What you need to do: Repeat the data word for word. Do not include the pictures.

>> START

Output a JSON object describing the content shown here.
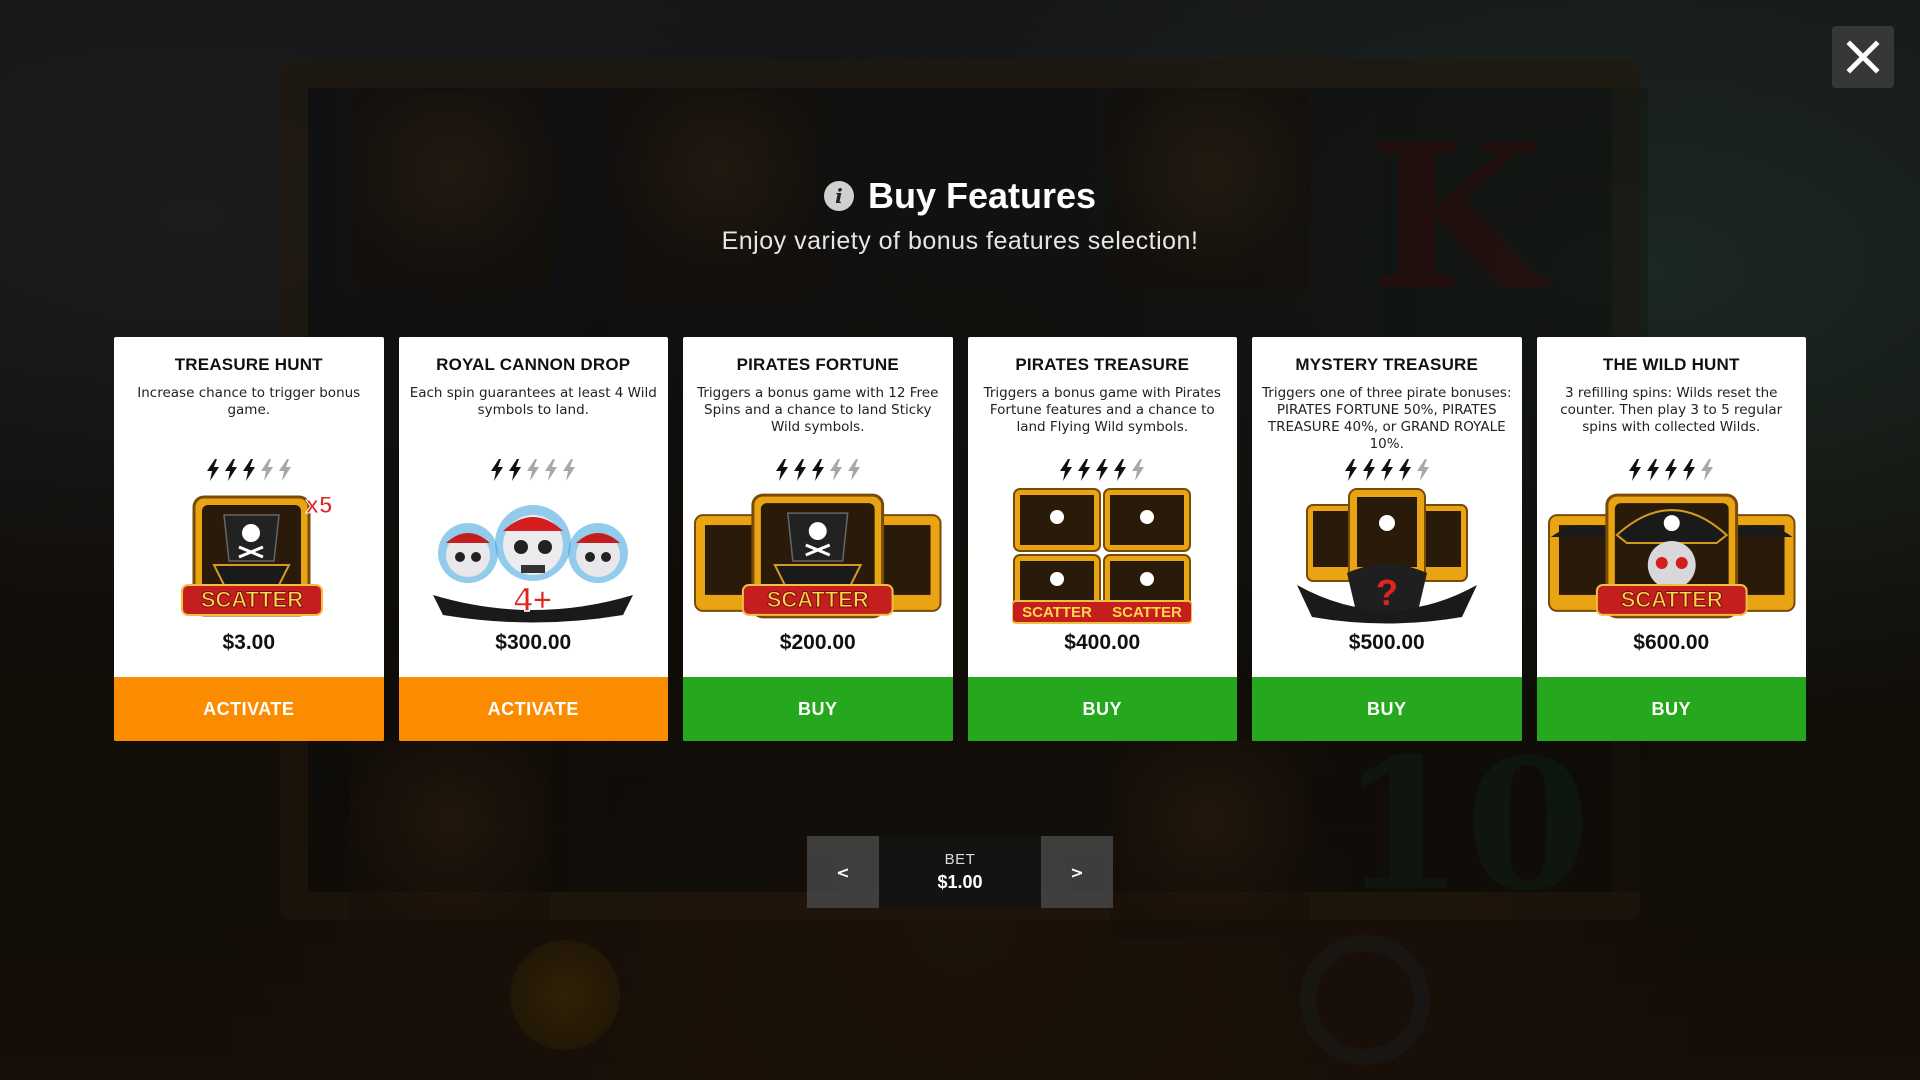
{
  "header": {
    "title": "Buy Features",
    "subtitle": "Enjoy variety of bonus features selection!",
    "info_icon": "info-icon"
  },
  "close_icon": "close-icon",
  "colors": {
    "activate": "#fb8c00",
    "buy": "#25a81d",
    "bolt_active": "#111111",
    "bolt_inactive": "#a8a8a8"
  },
  "cards": [
    {
      "title": "TREASURE HUNT",
      "description": "Increase chance to trigger bonus game.",
      "volatility": 3,
      "volatility_max": 5,
      "image": "scatter-ship-x5",
      "image_text": "SCATTER",
      "image_badge": "x5",
      "price": "$3.00",
      "button": "ACTIVATE"
    },
    {
      "title": "ROYAL CANNON DROP",
      "description": "Each spin guarantees at least 4 Wild symbols to land.",
      "volatility": 2,
      "volatility_max": 5,
      "image": "pirate-skulls-4plus",
      "image_text": "4+",
      "price": "$300.00",
      "button": "ACTIVATE"
    },
    {
      "title": "PIRATES FORTUNE",
      "description": "Triggers a bonus game with 12 Free Spins and a chance to land Sticky Wild symbols.",
      "volatility": 3,
      "volatility_max": 5,
      "image": "scatter-ships-three",
      "image_text": "SCATTER",
      "price": "$200.00",
      "button": "BUY"
    },
    {
      "title": "PIRATES TREASURE",
      "description": "Triggers a bonus game with Pirates Fortune features and a chance to land Flying Wild symbols.",
      "volatility": 4,
      "volatility_max": 5,
      "image": "scatter-ships-grid",
      "image_text": "SCATTER",
      "price": "$400.00",
      "button": "BUY"
    },
    {
      "title": "MYSTERY TREASURE",
      "description": "Triggers one of three pirate bonuses: PIRATES FORTUNE 50%, PIRATES TREASURE 40%, or GRAND ROYALE 10%.",
      "volatility": 4,
      "volatility_max": 5,
      "image": "mystery-ships",
      "image_text": "?",
      "price": "$500.00",
      "button": "BUY"
    },
    {
      "title": "THE WILD HUNT",
      "description": "3 refilling spins: Wilds reset the counter. Then play 3 to 5 regular spins with collected Wilds.",
      "volatility": 4,
      "volatility_max": 5,
      "image": "scatter-pirate-skull",
      "image_text": "SCATTER",
      "price": "$600.00",
      "button": "BUY"
    }
  ],
  "bet": {
    "label": "BET",
    "value": "$1.00",
    "prev": "<",
    "next": ">"
  }
}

>> END

Exercise output:
Output a JSON object describing the content shown here.
{
  "header": {
    "title": "Buy Features",
    "subtitle": "Enjoy variety of bonus features selection!",
    "info_icon": "info-icon"
  },
  "close_icon": "close-icon",
  "colors": {
    "activate": "#fb8c00",
    "buy": "#25a81d",
    "bolt_active": "#111111",
    "bolt_inactive": "#a8a8a8"
  },
  "cards": [
    {
      "title": "TREASURE HUNT",
      "description": "Increase chance to trigger bonus game.",
      "volatility": 3,
      "volatility_max": 5,
      "image": "scatter-ship-x5",
      "image_text": "SCATTER",
      "image_badge": "x5",
      "price": "$3.00",
      "button": "ACTIVATE"
    },
    {
      "title": "ROYAL CANNON DROP",
      "description": "Each spin guarantees at least 4 Wild symbols to land.",
      "volatility": 2,
      "volatility_max": 5,
      "image": "pirate-skulls-4plus",
      "image_text": "4+",
      "price": "$300.00",
      "button": "ACTIVATE"
    },
    {
      "title": "PIRATES FORTUNE",
      "description": "Triggers a bonus game with 12 Free Spins and a chance to land Sticky Wild symbols.",
      "volatility": 3,
      "volatility_max": 5,
      "image": "scatter-ships-three",
      "image_text": "SCATTER",
      "price": "$200.00",
      "button": "BUY"
    },
    {
      "title": "PIRATES TREASURE",
      "description": "Triggers a bonus game with Pirates Fortune features and a chance to land Flying Wild symbols.",
      "volatility": 4,
      "volatility_max": 5,
      "image": "scatter-ships-grid",
      "image_text": "SCATTER",
      "price": "$400.00",
      "button": "BUY"
    },
    {
      "title": "MYSTERY TREASURE",
      "description": "Triggers one of three pirate bonuses: PIRATES FORTUNE 50%, PIRATES TREASURE 40%, or GRAND ROYALE 10%.",
      "volatility": 4,
      "volatility_max": 5,
      "image": "mystery-ships",
      "image_text": "?",
      "price": "$500.00",
      "button": "BUY"
    },
    {
      "title": "THE WILD HUNT",
      "description": "3 refilling spins: Wilds reset the counter. Then play 3 to 5 regular spins with collected Wilds.",
      "volatility": 4,
      "volatility_max": 5,
      "image": "scatter-pirate-skull",
      "image_text": "SCATTER",
      "price": "$600.00",
      "button": "BUY"
    }
  ],
  "bet": {
    "label": "BET",
    "value": "$1.00",
    "prev": "<",
    "next": ">"
  }
}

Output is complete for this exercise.